TASK DESCRIPTION - Pick out each line containing the string "site" and copy it.

DATA TO PROCESS -
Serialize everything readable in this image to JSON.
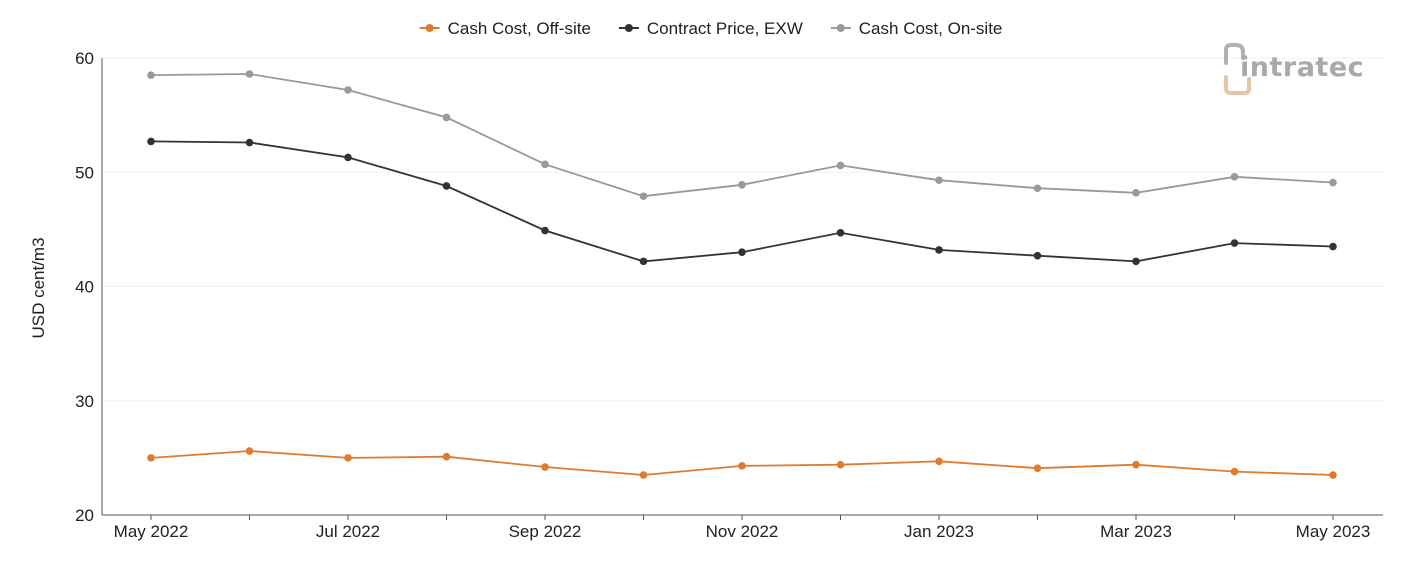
{
  "logo": {
    "text": "intratec",
    "text_color": "#a9a9a9",
    "accent_color": "#e3c6a6"
  },
  "chart_data": {
    "type": "line",
    "title": "",
    "xlabel": "",
    "ylabel": "USD cent/m3",
    "ylim": [
      20,
      60
    ],
    "yticks": [
      20,
      30,
      40,
      50,
      60
    ],
    "grid": true,
    "legend_position": "top-center",
    "x": [
      "May 2022",
      "Jun 2022",
      "Jul 2022",
      "Aug 2022",
      "Sep 2022",
      "Oct 2022",
      "Nov 2022",
      "Dec 2022",
      "Jan 2023",
      "Feb 2023",
      "Mar 2023",
      "Apr 2023",
      "May 2023"
    ],
    "x_tick_labels": [
      "May 2022",
      "",
      "Jul 2022",
      "",
      "Sep 2022",
      "",
      "Nov 2022",
      "",
      "Jan 2023",
      "",
      "Mar 2023",
      "",
      "May 2023"
    ],
    "series": [
      {
        "name": "Cash Cost, Off-site",
        "color": "#e07b2e",
        "values": [
          25.0,
          25.6,
          25.0,
          25.1,
          24.2,
          23.5,
          24.3,
          24.4,
          24.7,
          24.1,
          24.4,
          23.8,
          23.5
        ]
      },
      {
        "name": "Contract Price, EXW",
        "color": "#333333",
        "values": [
          52.7,
          52.6,
          51.3,
          48.8,
          44.9,
          42.2,
          43.0,
          44.7,
          43.2,
          42.7,
          42.2,
          43.8,
          43.5
        ]
      },
      {
        "name": "Cash Cost, On-site",
        "color": "#999999",
        "values": [
          58.5,
          58.6,
          57.2,
          54.8,
          50.7,
          47.9,
          48.9,
          50.6,
          49.3,
          48.6,
          48.2,
          49.6,
          49.1
        ]
      }
    ]
  }
}
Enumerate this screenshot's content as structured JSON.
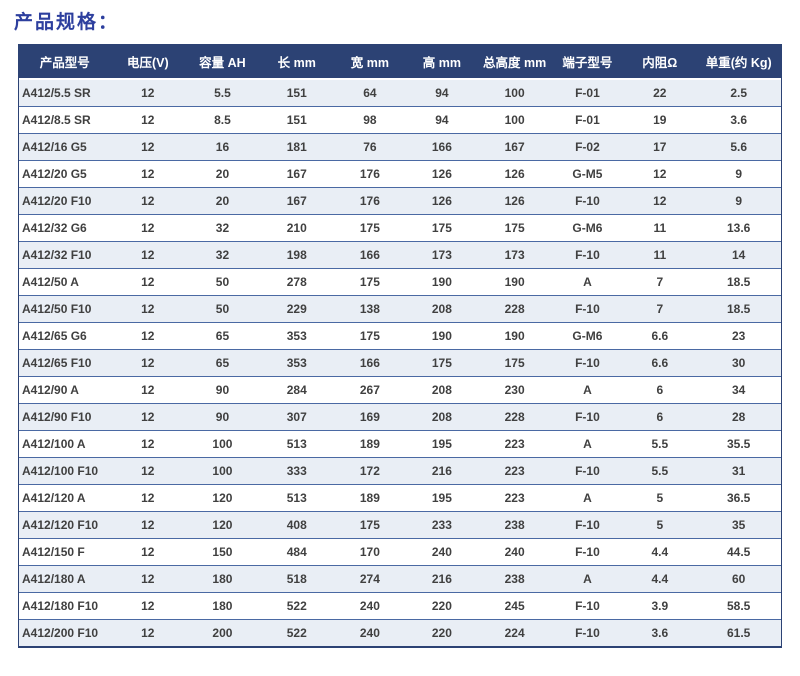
{
  "page": {
    "title": "产品规格："
  },
  "colors": {
    "title-color": "#2d3f9e",
    "header-bg": "#2c4274",
    "header-text": "#ffffff",
    "row-alt-bg": "#e9eef5",
    "row-border": "#4a69a3",
    "outer-border": "#2c4274",
    "body-text": "#404040"
  },
  "table": {
    "columns": [
      "产品型号",
      "电压(V)",
      "容量 AH",
      "长 mm",
      "宽 mm",
      "高 mm",
      "总高度 mm",
      "端子型号",
      "内阻Ω",
      "单重(约 Kg)"
    ],
    "rows": [
      [
        "A412/5.5 SR",
        "12",
        "5.5",
        "151",
        "64",
        "94",
        "100",
        "F-01",
        "22",
        "2.5"
      ],
      [
        "A412/8.5 SR",
        "12",
        "8.5",
        "151",
        "98",
        "94",
        "100",
        "F-01",
        "19",
        "3.6"
      ],
      [
        "A412/16 G5",
        "12",
        "16",
        "181",
        "76",
        "166",
        "167",
        "F-02",
        "17",
        "5.6"
      ],
      [
        "A412/20 G5",
        "12",
        "20",
        "167",
        "176",
        "126",
        "126",
        "G-M5",
        "12",
        "9"
      ],
      [
        "A412/20 F10",
        "12",
        "20",
        "167",
        "176",
        "126",
        "126",
        "F-10",
        "12",
        "9"
      ],
      [
        "A412/32 G6",
        "12",
        "32",
        "210",
        "175",
        "175",
        "175",
        "G-M6",
        "11",
        "13.6"
      ],
      [
        "A412/32 F10",
        "12",
        "32",
        "198",
        "166",
        "173",
        "173",
        "F-10",
        "11",
        "14"
      ],
      [
        "A412/50 A",
        "12",
        "50",
        "278",
        "175",
        "190",
        "190",
        "A",
        "7",
        "18.5"
      ],
      [
        "A412/50 F10",
        "12",
        "50",
        "229",
        "138",
        "208",
        "228",
        "F-10",
        "7",
        "18.5"
      ],
      [
        "A412/65 G6",
        "12",
        "65",
        "353",
        "175",
        "190",
        "190",
        "G-M6",
        "6.6",
        "23"
      ],
      [
        "A412/65 F10",
        "12",
        "65",
        "353",
        "166",
        "175",
        "175",
        "F-10",
        "6.6",
        "30"
      ],
      [
        "A412/90 A",
        "12",
        "90",
        "284",
        "267",
        "208",
        "230",
        "A",
        "6",
        "34"
      ],
      [
        "A412/90 F10",
        "12",
        "90",
        "307",
        "169",
        "208",
        "228",
        "F-10",
        "6",
        "28"
      ],
      [
        "A412/100 A",
        "12",
        "100",
        "513",
        "189",
        "195",
        "223",
        "A",
        "5.5",
        "35.5"
      ],
      [
        "A412/100 F10",
        "12",
        "100",
        "333",
        "172",
        "216",
        "223",
        "F-10",
        "5.5",
        "31"
      ],
      [
        "A412/120 A",
        "12",
        "120",
        "513",
        "189",
        "195",
        "223",
        "A",
        "5",
        "36.5"
      ],
      [
        "A412/120 F10",
        "12",
        "120",
        "408",
        "175",
        "233",
        "238",
        "F-10",
        "5",
        "35"
      ],
      [
        "A412/150 F",
        "12",
        "150",
        "484",
        "170",
        "240",
        "240",
        "F-10",
        "4.4",
        "44.5"
      ],
      [
        "A412/180 A",
        "12",
        "180",
        "518",
        "274",
        "216",
        "238",
        "A",
        "4.4",
        "60"
      ],
      [
        "A412/180 F10",
        "12",
        "180",
        "522",
        "240",
        "220",
        "245",
        "F-10",
        "3.9",
        "58.5"
      ],
      [
        "A412/200 F10",
        "12",
        "200",
        "522",
        "240",
        "220",
        "224",
        "F-10",
        "3.6",
        "61.5"
      ]
    ]
  }
}
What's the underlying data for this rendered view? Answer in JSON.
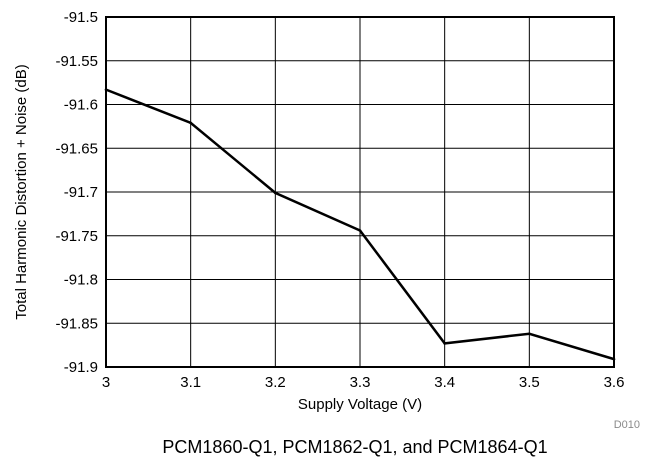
{
  "chart_data": {
    "type": "line",
    "x": [
      3.0,
      3.1,
      3.2,
      3.3,
      3.4,
      3.5,
      3.6
    ],
    "series": [
      {
        "values": [
          -91.583,
          -91.621,
          -91.701,
          -91.744,
          -91.873,
          -91.862,
          -91.891
        ]
      }
    ],
    "xlabel": "Supply Voltage (V)",
    "ylabel": "Total Harmonic Distortion + Noise (dB)",
    "xlim": [
      3.0,
      3.6
    ],
    "ylim": [
      -91.9,
      -91.5
    ],
    "xticks": [
      3,
      3.1,
      3.2,
      3.3,
      3.4,
      3.5,
      3.6
    ],
    "xtick_labels": [
      "3",
      "3.1",
      "3.2",
      "3.3",
      "3.4",
      "3.5",
      "3.6"
    ],
    "yticks": [
      -91.5,
      -91.55,
      -91.6,
      -91.65,
      -91.7,
      -91.75,
      -91.8,
      -91.85,
      -91.9
    ],
    "ytick_labels": [
      "-91.5",
      "-91.55",
      "-91.6",
      "-91.65",
      "-91.7",
      "-91.75",
      "-91.8",
      "-91.85",
      "-91.9"
    ],
    "grid": true,
    "line_color": "#000000",
    "grid_color": "#000000"
  },
  "figure_code": "D010",
  "caption": "PCM1860-Q1, PCM1862-Q1, and PCM1864-Q1"
}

EXERCISE RESULT -
        "name": "Cash Cost, Off-site",
        "name": "Cash Cost, On-site",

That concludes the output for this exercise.